> _TASK STATEMENT_:
Give the number of lines holding the string "color" and nothing more.

> _DATA ENTRIES_:
'''
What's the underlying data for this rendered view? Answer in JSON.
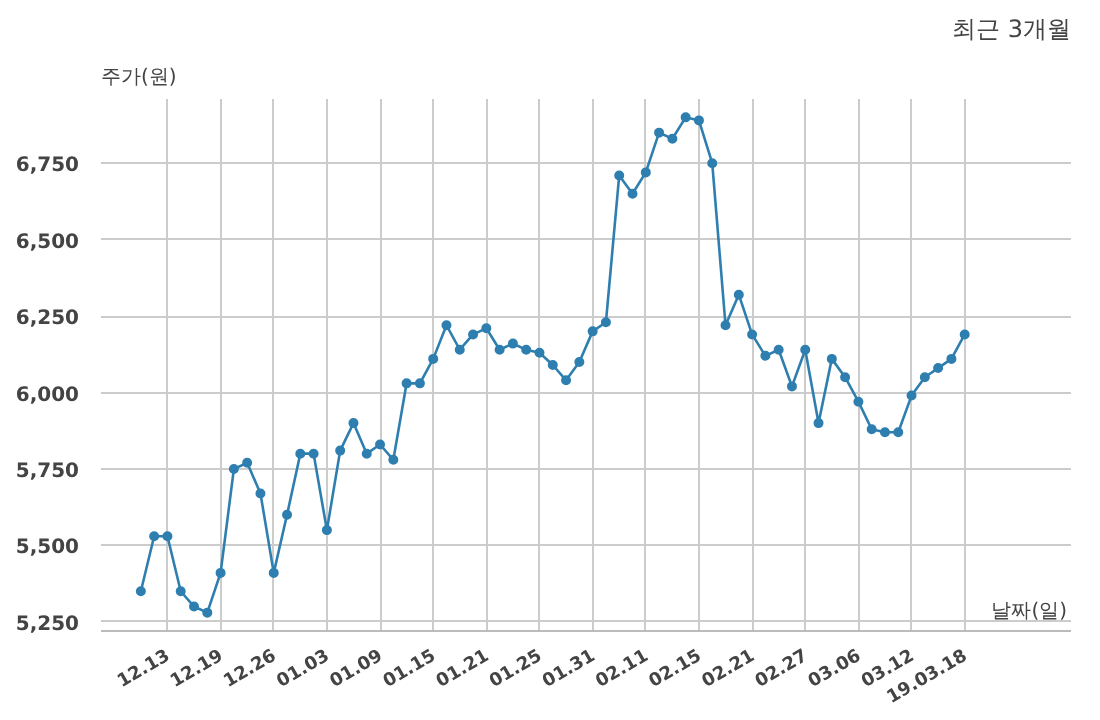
{
  "chart_data": {
    "type": "line",
    "title": "최근 3개월",
    "ylabel": "주가(원)",
    "xlabel": "날짜(일)",
    "categories": [
      null,
      null,
      "12.13",
      null,
      null,
      null,
      "12.19",
      null,
      null,
      null,
      "12.26",
      null,
      null,
      null,
      "01.03",
      null,
      null,
      null,
      "01.09",
      null,
      null,
      null,
      "01.15",
      null,
      null,
      null,
      "01.21",
      null,
      null,
      null,
      "01.25",
      null,
      null,
      null,
      "01.31",
      null,
      null,
      null,
      "02.11",
      null,
      null,
      null,
      "02.15",
      null,
      null,
      null,
      "02.21",
      null,
      null,
      null,
      "02.27",
      null,
      null,
      null,
      "03.06",
      null,
      null,
      null,
      "03.12",
      null,
      null,
      null,
      "19.03.18"
    ],
    "series": [
      {
        "color": "#2e7fb0",
        "values": [
          5350,
          5530,
          5530,
          5350,
          5300,
          5280,
          5410,
          5750,
          5770,
          5670,
          5410,
          5600,
          5800,
          5800,
          5550,
          5810,
          5900,
          5800,
          5830,
          5780,
          6030,
          6030,
          6110,
          6220,
          6140,
          6190,
          6210,
          6140,
          6160,
          6140,
          6130,
          6090,
          6040,
          6100,
          6200,
          6230,
          6710,
          6650,
          6720,
          6850,
          6830,
          6900,
          6890,
          6750,
          6220,
          6320,
          6190,
          6120,
          6140,
          6020,
          6140,
          5900,
          6110,
          6050,
          5970,
          5880,
          5870,
          5870,
          5990,
          6050,
          6080,
          6110,
          6190
        ]
      }
    ],
    "ylim": [
      5220,
      6960
    ],
    "yticks": [
      {
        "value": 5250,
        "label": "5,250"
      },
      {
        "value": 5500,
        "label": "5,500"
      },
      {
        "value": 5750,
        "label": "5,750"
      },
      {
        "value": 6000,
        "label": "6,000"
      },
      {
        "value": 6250,
        "label": "6,250"
      },
      {
        "value": 6500,
        "label": "6,500"
      },
      {
        "value": 6750,
        "label": "6,750"
      }
    ],
    "grid": true,
    "marker": "circle",
    "line_style": "solid"
  }
}
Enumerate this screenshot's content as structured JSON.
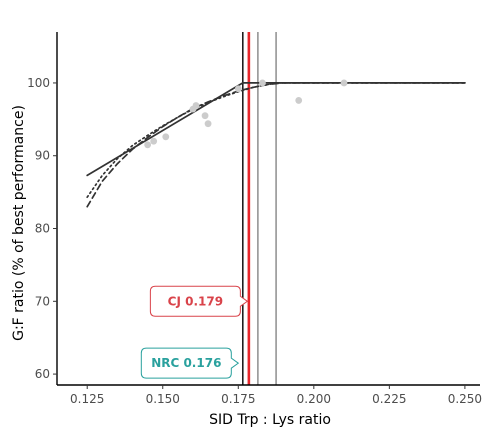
{
  "chart_data": {
    "type": "scatter",
    "xlabel": "SID Trp : Lys ratio",
    "ylabel": "G:F ratio (% of best performance)",
    "xlim": [
      0.115,
      0.255
    ],
    "ylim": [
      58.5,
      107
    ],
    "x_ticks": [
      0.125,
      0.15,
      0.175,
      0.2,
      0.225,
      0.25
    ],
    "x_tick_labels": [
      "0.125",
      "0.150",
      "0.175",
      "0.200",
      "0.225",
      "0.250"
    ],
    "y_ticks": [
      60,
      70,
      80,
      90,
      100
    ],
    "y_tick_labels": [
      "60",
      "70",
      "80",
      "90",
      "100"
    ],
    "grid": false,
    "observations": {
      "color": "#cccccc",
      "points": [
        {
          "x": 0.145,
          "y": 91.5
        },
        {
          "x": 0.147,
          "y": 92.0
        },
        {
          "x": 0.151,
          "y": 92.6
        },
        {
          "x": 0.16,
          "y": 96.4
        },
        {
          "x": 0.161,
          "y": 96.9
        },
        {
          "x": 0.164,
          "y": 95.5
        },
        {
          "x": 0.165,
          "y": 94.4
        },
        {
          "x": 0.175,
          "y": 99.2
        },
        {
          "x": 0.183,
          "y": 100.0
        },
        {
          "x": 0.195,
          "y": 97.6
        },
        {
          "x": 0.21,
          "y": 100.0
        }
      ]
    },
    "models": [
      {
        "style": "solid",
        "color": "#333333",
        "x": [
          0.125,
          0.1765,
          0.25
        ],
        "y": [
          87.3,
          100.0,
          100.0
        ]
      },
      {
        "style": "dashed",
        "color": "#333333",
        "x": [
          0.125,
          0.13,
          0.135,
          0.14,
          0.145,
          0.15,
          0.155,
          0.16,
          0.165,
          0.17,
          0.175,
          0.18,
          0.185,
          0.19,
          0.25
        ],
        "y": [
          83.0,
          86.5,
          88.9,
          90.9,
          92.5,
          94.0,
          95.3,
          96.5,
          97.4,
          98.2,
          98.9,
          99.4,
          99.8,
          100.0,
          100.0
        ]
      },
      {
        "style": "dotted",
        "color": "#333333",
        "x": [
          0.125,
          0.13,
          0.135,
          0.14,
          0.145,
          0.15,
          0.155,
          0.16,
          0.165,
          0.17,
          0.175,
          0.18,
          0.185,
          0.188,
          0.25
        ],
        "y": [
          84.3,
          87.3,
          89.6,
          91.4,
          92.8,
          94.1,
          95.3,
          96.4,
          97.3,
          98.1,
          98.8,
          99.4,
          99.8,
          100.0,
          100.0
        ]
      }
    ],
    "vlines": [
      {
        "x": 0.1765,
        "color": "#000000",
        "width": 1.4
      },
      {
        "x": 0.1785,
        "color": "#e8262b",
        "width": 2.6
      },
      {
        "x": 0.1815,
        "color": "#555555",
        "width": 1.0
      },
      {
        "x": 0.1875,
        "color": "#555555",
        "width": 1.0
      }
    ],
    "annotations": [
      {
        "label": "CJ 0.179",
        "x": 0.179,
        "y": 70,
        "color": "#d9434a"
      },
      {
        "label": "NRC 0.176",
        "x": 0.176,
        "y": 61.5,
        "color": "#2aa19e"
      }
    ]
  }
}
'''
> _PROBLEM SOLUTION_:
11